- [What you have to do]
Repeat every line of the data exactly; no picture belongs in the copy.

======== Records for this exercise ========

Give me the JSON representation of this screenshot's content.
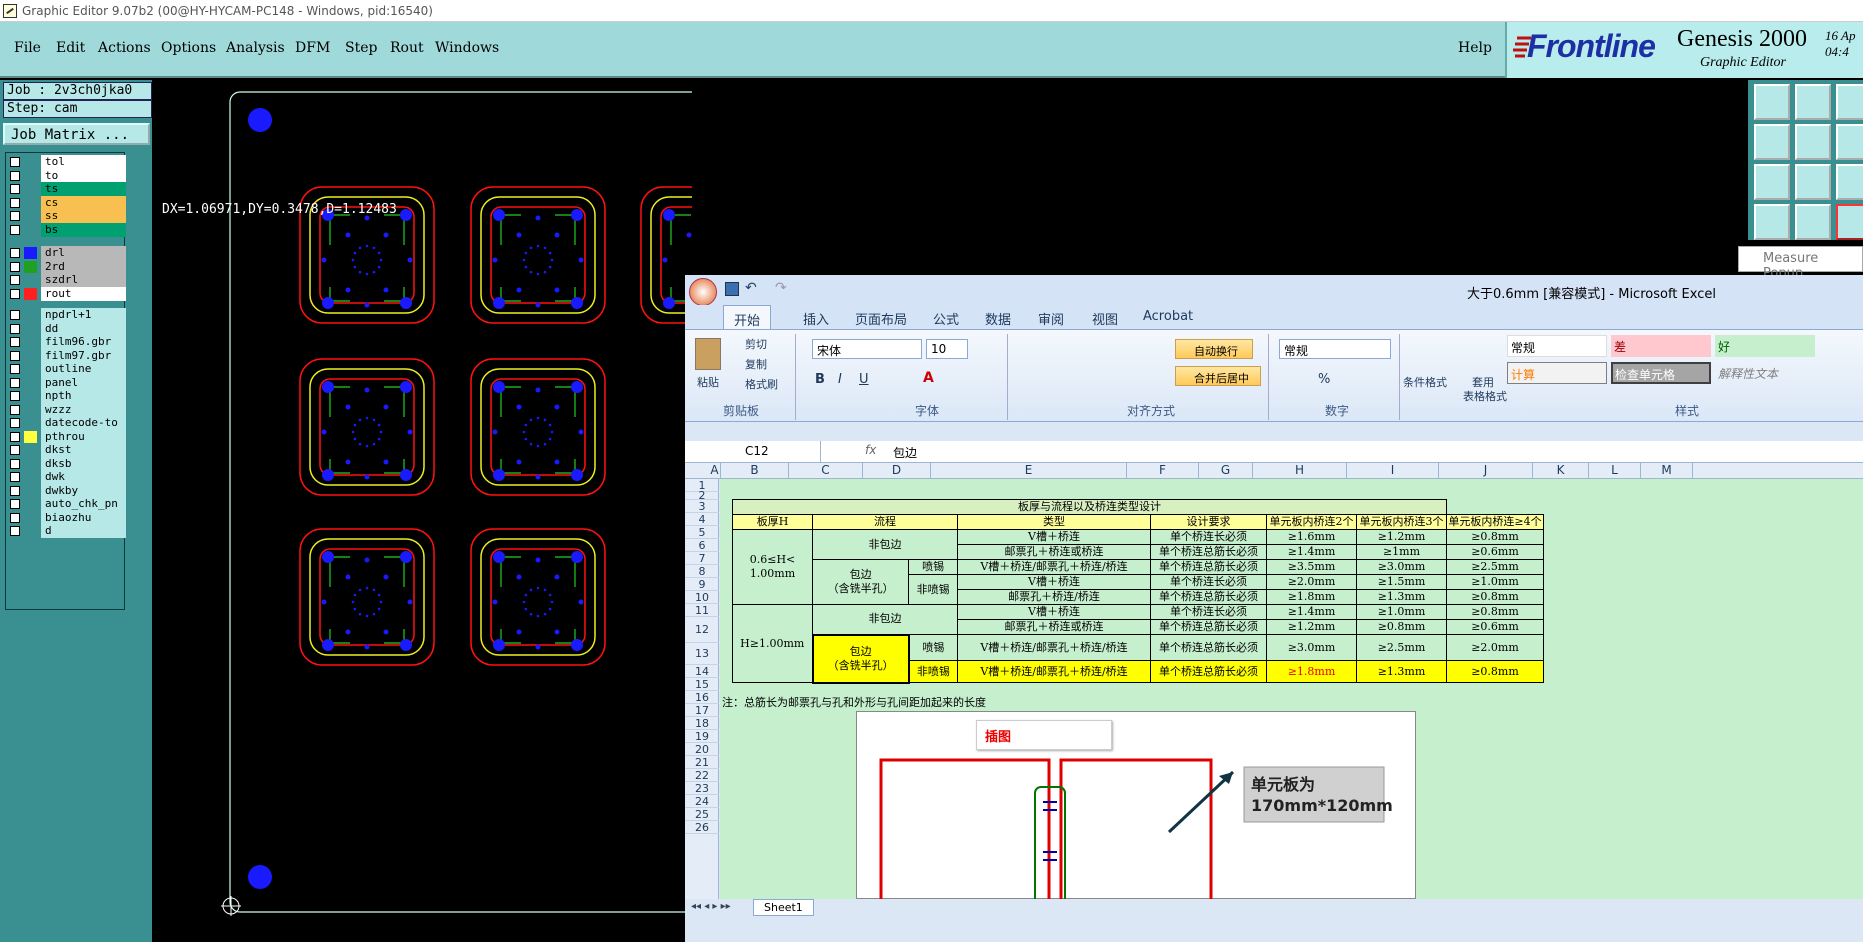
{
  "genesis": {
    "title": "Graphic Editor 9.07b2 (00@HY-HYCAM-PC148 - Windows, pid:16540)",
    "menu": [
      "File",
      "Edit",
      "Actions",
      "Options",
      "Analysis",
      "DFM",
      "Step",
      "Rout",
      "Windows"
    ],
    "help": "Help",
    "brand": {
      "logo": "Frontline",
      "product": "Genesis 2000",
      "sub": "Graphic Editor",
      "date1": "16  Ap",
      "date2": "04:4"
    },
    "job": "Job : 2v3ch0jka0",
    "step": "Step: cam",
    "job_matrix": "Job Matrix ...",
    "measure": "DX=1.06971,DY=0.3478,D=1.12483",
    "measure_popup": "Measure Popup",
    "layers": [
      {
        "name": "tol",
        "bg": "#ffffff",
        "sw": ""
      },
      {
        "name": "to",
        "bg": "#ffffff",
        "sw": ""
      },
      {
        "name": "ts",
        "bg": "#00a070",
        "sw": ""
      },
      {
        "name": "cs",
        "bg": "#f8c050",
        "sw": ""
      },
      {
        "name": "ss",
        "bg": "#f8c050",
        "sw": ""
      },
      {
        "name": "bs",
        "bg": "#00a070",
        "sw": ""
      },
      {
        "name": "drl",
        "bg": "#b8b8b8",
        "sw": "#1a1aff"
      },
      {
        "name": "2rd",
        "bg": "#b8b8b8",
        "sw": "#20a020"
      },
      {
        "name": "szdrl",
        "bg": "#b8b8b8",
        "sw": ""
      },
      {
        "name": "rout",
        "bg": "#ffffff",
        "sw": "#ff2020"
      },
      {
        "name": "npdrl+1",
        "bg": "#b6e8e8",
        "sw": ""
      },
      {
        "name": "dd",
        "bg": "#b6e8e8",
        "sw": ""
      },
      {
        "name": "film96.gbr",
        "bg": "#b6e8e8",
        "sw": ""
      },
      {
        "name": "film97.gbr",
        "bg": "#b6e8e8",
        "sw": ""
      },
      {
        "name": "outline",
        "bg": "#b6e8e8",
        "sw": ""
      },
      {
        "name": "panel",
        "bg": "#b6e8e8",
        "sw": ""
      },
      {
        "name": "npth",
        "bg": "#b6e8e8",
        "sw": ""
      },
      {
        "name": "wzzz",
        "bg": "#b6e8e8",
        "sw": ""
      },
      {
        "name": "datecode-to",
        "bg": "#b6e8e8",
        "sw": ""
      },
      {
        "name": "pthrou",
        "bg": "#b6e8e8",
        "sw": "#ffff40"
      },
      {
        "name": "dkst",
        "bg": "#b6e8e8",
        "sw": ""
      },
      {
        "name": "dksb",
        "bg": "#b6e8e8",
        "sw": ""
      },
      {
        "name": "dwk",
        "bg": "#b6e8e8",
        "sw": ""
      },
      {
        "name": "dwkby",
        "bg": "#b6e8e8",
        "sw": ""
      },
      {
        "name": "auto_chk_pn",
        "bg": "#b6e8e8",
        "sw": ""
      },
      {
        "name": "biaozhu",
        "bg": "#b6e8e8",
        "sw": ""
      },
      {
        "name": "d",
        "bg": "#b6e8e8",
        "sw": ""
      }
    ]
  },
  "excel": {
    "title": "大于0.6mm  [兼容模式] - Microsoft Excel",
    "tabs": [
      "开始",
      "插入",
      "页面布局",
      "公式",
      "数据",
      "审阅",
      "视图",
      "Acrobat"
    ],
    "clipboard": {
      "paste": "粘贴",
      "cut": "剪切",
      "copy": "复制",
      "painter": "格式刷",
      "label": "剪贴板"
    },
    "font": {
      "name": "宋体",
      "size": "10",
      "label": "字体"
    },
    "align": {
      "wrap": "自动换行",
      "merge": "合并后居中",
      "label": "对齐方式"
    },
    "number": {
      "format": "常规",
      "label": "数字"
    },
    "styles": {
      "cond": "条件格式",
      "table1": "套用",
      "table2": "表格格式",
      "s1": "常规",
      "s2": "差",
      "s3": "好",
      "s4": "计算",
      "s5": "检查单元格",
      "s6": "解释性文本",
      "label": "样式"
    },
    "namebox": "C12",
    "fx": "fx",
    "formula": "包边",
    "columns": [
      "A",
      "B",
      "C",
      "D",
      "E",
      "F",
      "G",
      "H",
      "I",
      "J",
      "K",
      "L",
      "M"
    ],
    "rows": [
      "1",
      "2",
      "3",
      "4",
      "5",
      "6",
      "7",
      "8",
      "9",
      "10",
      "11",
      "12",
      "13",
      "14",
      "15",
      "16",
      "17",
      "18",
      "19",
      "20",
      "21",
      "22",
      "23",
      "24",
      "25",
      "26"
    ],
    "table": {
      "title": "板厚与流程以及桥连类型设计",
      "headers": [
        "板厚H",
        "流程",
        "类型",
        "设计要求",
        "单元板内桥连2个",
        "单元板内桥连3个",
        "单元板内桥连≥4个"
      ],
      "thick1": "0.6≤H<\n1.00mm",
      "thick2": "H≥1.00mm",
      "nonwrap": "非包边",
      "wrap": "包边\n（含铣半孔）",
      "spray": "喷锡",
      "nospray": "非喷锡",
      "rows": [
        [
          "V槽＋桥连",
          "单个桥连长必须",
          "≥1.6mm",
          "≥1.2mm",
          "≥0.8mm"
        ],
        [
          "邮票孔＋桥连或桥连",
          "单个桥连总筋长必须",
          "≥1.4mm",
          "≥1mm",
          "≥0.6mm"
        ],
        [
          "V槽＋桥连/邮票孔＋桥连/桥连",
          "单个桥连总筋长必须",
          "≥3.5mm",
          "≥3.0mm",
          "≥2.5mm"
        ],
        [
          "V槽＋桥连",
          "单个桥连长必须",
          "≥2.0mm",
          "≥1.5mm",
          "≥1.0mm"
        ],
        [
          "邮票孔＋桥连/桥连",
          "单个桥连总筋长必须",
          "≥1.8mm",
          "≥1.3mm",
          "≥0.8mm"
        ],
        [
          "V槽＋桥连",
          "单个桥连长必须",
          "≥1.4mm",
          "≥1.0mm",
          "≥0.8mm"
        ],
        [
          "邮票孔＋桥连或桥连",
          "单个桥连总筋长必须",
          "≥1.2mm",
          "≥0.8mm",
          "≥0.6mm"
        ],
        [
          "V槽＋桥连/邮票孔＋桥连/桥连",
          "单个桥连总筋长必须",
          "≥3.0mm",
          "≥2.5mm",
          "≥2.0mm"
        ],
        [
          "V槽＋桥连/邮票孔＋桥连/桥连",
          "单个桥连总筋长必须",
          "≥1.8mm",
          "≥1.3mm",
          "≥0.8mm"
        ]
      ],
      "note": "注：总筋长为邮票孔与孔和外形与孔间距加起来的长度"
    },
    "picture_label": "插图",
    "callout": "单元板为\n170mm*120mm",
    "sheet_tab": "Sheet1"
  }
}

========

- [Exercise solution]
Give me the JSON representation of this screenshot's content.
{
  "genesis": {
    "title": "Graphic Editor 9.07b2 (00@HY-HYCAM-PC148 - Windows, pid:16540)",
    "menu": [
      "File",
      "Edit",
      "Actions",
      "Options",
      "Analysis",
      "DFM",
      "Step",
      "Rout",
      "Windows"
    ],
    "help": "Help",
    "brand": {
      "logo": "Frontline",
      "product": "Genesis 2000",
      "sub": "Graphic Editor",
      "date1": "16  Ap",
      "date2": "04:4"
    },
    "job": "Job : 2v3ch0jka0",
    "step": "Step: cam",
    "job_matrix": "Job Matrix ...",
    "measure": "DX=1.06971,DY=0.3478,D=1.12483",
    "measure_popup": "Measure Popup",
    "layers": [
      {
        "name": "tol",
        "bg": "#ffffff",
        "sw": ""
      },
      {
        "name": "to",
        "bg": "#ffffff",
        "sw": ""
      },
      {
        "name": "ts",
        "bg": "#00a070",
        "sw": ""
      },
      {
        "name": "cs",
        "bg": "#f8c050",
        "sw": ""
      },
      {
        "name": "ss",
        "bg": "#f8c050",
        "sw": ""
      },
      {
        "name": "bs",
        "bg": "#00a070",
        "sw": ""
      },
      {
        "name": "drl",
        "bg": "#b8b8b8",
        "sw": "#1a1aff"
      },
      {
        "name": "2rd",
        "bg": "#b8b8b8",
        "sw": "#20a020"
      },
      {
        "name": "szdrl",
        "bg": "#b8b8b8",
        "sw": ""
      },
      {
        "name": "rout",
        "bg": "#ffffff",
        "sw": "#ff2020"
      },
      {
        "name": "npdrl+1",
        "bg": "#b6e8e8",
        "sw": ""
      },
      {
        "name": "dd",
        "bg": "#b6e8e8",
        "sw": ""
      },
      {
        "name": "film96.gbr",
        "bg": "#b6e8e8",
        "sw": ""
      },
      {
        "name": "film97.gbr",
        "bg": "#b6e8e8",
        "sw": ""
      },
      {
        "name": "outline",
        "bg": "#b6e8e8",
        "sw": ""
      },
      {
        "name": "panel",
        "bg": "#b6e8e8",
        "sw": ""
      },
      {
        "name": "npth",
        "bg": "#b6e8e8",
        "sw": ""
      },
      {
        "name": "wzzz",
        "bg": "#b6e8e8",
        "sw": ""
      },
      {
        "name": "datecode-to",
        "bg": "#b6e8e8",
        "sw": ""
      },
      {
        "name": "pthrou",
        "bg": "#b6e8e8",
        "sw": "#ffff40"
      },
      {
        "name": "dkst",
        "bg": "#b6e8e8",
        "sw": ""
      },
      {
        "name": "dksb",
        "bg": "#b6e8e8",
        "sw": ""
      },
      {
        "name": "dwk",
        "bg": "#b6e8e8",
        "sw": ""
      },
      {
        "name": "dwkby",
        "bg": "#b6e8e8",
        "sw": ""
      },
      {
        "name": "auto_chk_pn",
        "bg": "#b6e8e8",
        "sw": ""
      },
      {
        "name": "biaozhu",
        "bg": "#b6e8e8",
        "sw": ""
      },
      {
        "name": "d",
        "bg": "#b6e8e8",
        "sw": ""
      }
    ]
  },
  "excel": {
    "title": "大于0.6mm  [兼容模式] - Microsoft Excel",
    "tabs": [
      "开始",
      "插入",
      "页面布局",
      "公式",
      "数据",
      "审阅",
      "视图",
      "Acrobat"
    ],
    "clipboard": {
      "paste": "粘贴",
      "cut": "剪切",
      "copy": "复制",
      "painter": "格式刷",
      "label": "剪贴板"
    },
    "font": {
      "name": "宋体",
      "size": "10",
      "label": "字体"
    },
    "align": {
      "wrap": "自动换行",
      "merge": "合并后居中",
      "label": "对齐方式"
    },
    "number": {
      "format": "常规",
      "label": "数字"
    },
    "styles": {
      "cond": "条件格式",
      "table1": "套用",
      "table2": "表格格式",
      "s1": "常规",
      "s2": "差",
      "s3": "好",
      "s4": "计算",
      "s5": "检查单元格",
      "s6": "解释性文本",
      "label": "样式"
    },
    "namebox": "C12",
    "fx": "fx",
    "formula": "包边",
    "columns": [
      "A",
      "B",
      "C",
      "D",
      "E",
      "F",
      "G",
      "H",
      "I",
      "J",
      "K",
      "L",
      "M"
    ],
    "rows": [
      "1",
      "2",
      "3",
      "4",
      "5",
      "6",
      "7",
      "8",
      "9",
      "10",
      "11",
      "12",
      "13",
      "14",
      "15",
      "16",
      "17",
      "18",
      "19",
      "20",
      "21",
      "22",
      "23",
      "24",
      "25",
      "26"
    ],
    "table": {
      "title": "板厚与流程以及桥连类型设计",
      "headers": [
        "板厚H",
        "流程",
        "类型",
        "设计要求",
        "单元板内桥连2个",
        "单元板内桥连3个",
        "单元板内桥连≥4个"
      ],
      "thick1": "0.6≤H<\n1.00mm",
      "thick2": "H≥1.00mm",
      "nonwrap": "非包边",
      "wrap": "包边\n（含铣半孔）",
      "spray": "喷锡",
      "nospray": "非喷锡",
      "rows": [
        [
          "V槽＋桥连",
          "单个桥连长必须",
          "≥1.6mm",
          "≥1.2mm",
          "≥0.8mm"
        ],
        [
          "邮票孔＋桥连或桥连",
          "单个桥连总筋长必须",
          "≥1.4mm",
          "≥1mm",
          "≥0.6mm"
        ],
        [
          "V槽＋桥连/邮票孔＋桥连/桥连",
          "单个桥连总筋长必须",
          "≥3.5mm",
          "≥3.0mm",
          "≥2.5mm"
        ],
        [
          "V槽＋桥连",
          "单个桥连长必须",
          "≥2.0mm",
          "≥1.5mm",
          "≥1.0mm"
        ],
        [
          "邮票孔＋桥连/桥连",
          "单个桥连总筋长必须",
          "≥1.8mm",
          "≥1.3mm",
          "≥0.8mm"
        ],
        [
          "V槽＋桥连",
          "单个桥连长必须",
          "≥1.4mm",
          "≥1.0mm",
          "≥0.8mm"
        ],
        [
          "邮票孔＋桥连或桥连",
          "单个桥连总筋长必须",
          "≥1.2mm",
          "≥0.8mm",
          "≥0.6mm"
        ],
        [
          "V槽＋桥连/邮票孔＋桥连/桥连",
          "单个桥连总筋长必须",
          "≥3.0mm",
          "≥2.5mm",
          "≥2.0mm"
        ],
        [
          "V槽＋桥连/邮票孔＋桥连/桥连",
          "单个桥连总筋长必须",
          "≥1.8mm",
          "≥1.3mm",
          "≥0.8mm"
        ]
      ],
      "note": "注：总筋长为邮票孔与孔和外形与孔间距加起来的长度"
    },
    "picture_label": "插图",
    "callout": "单元板为\n170mm*120mm",
    "sheet_tab": "Sheet1"
  }
}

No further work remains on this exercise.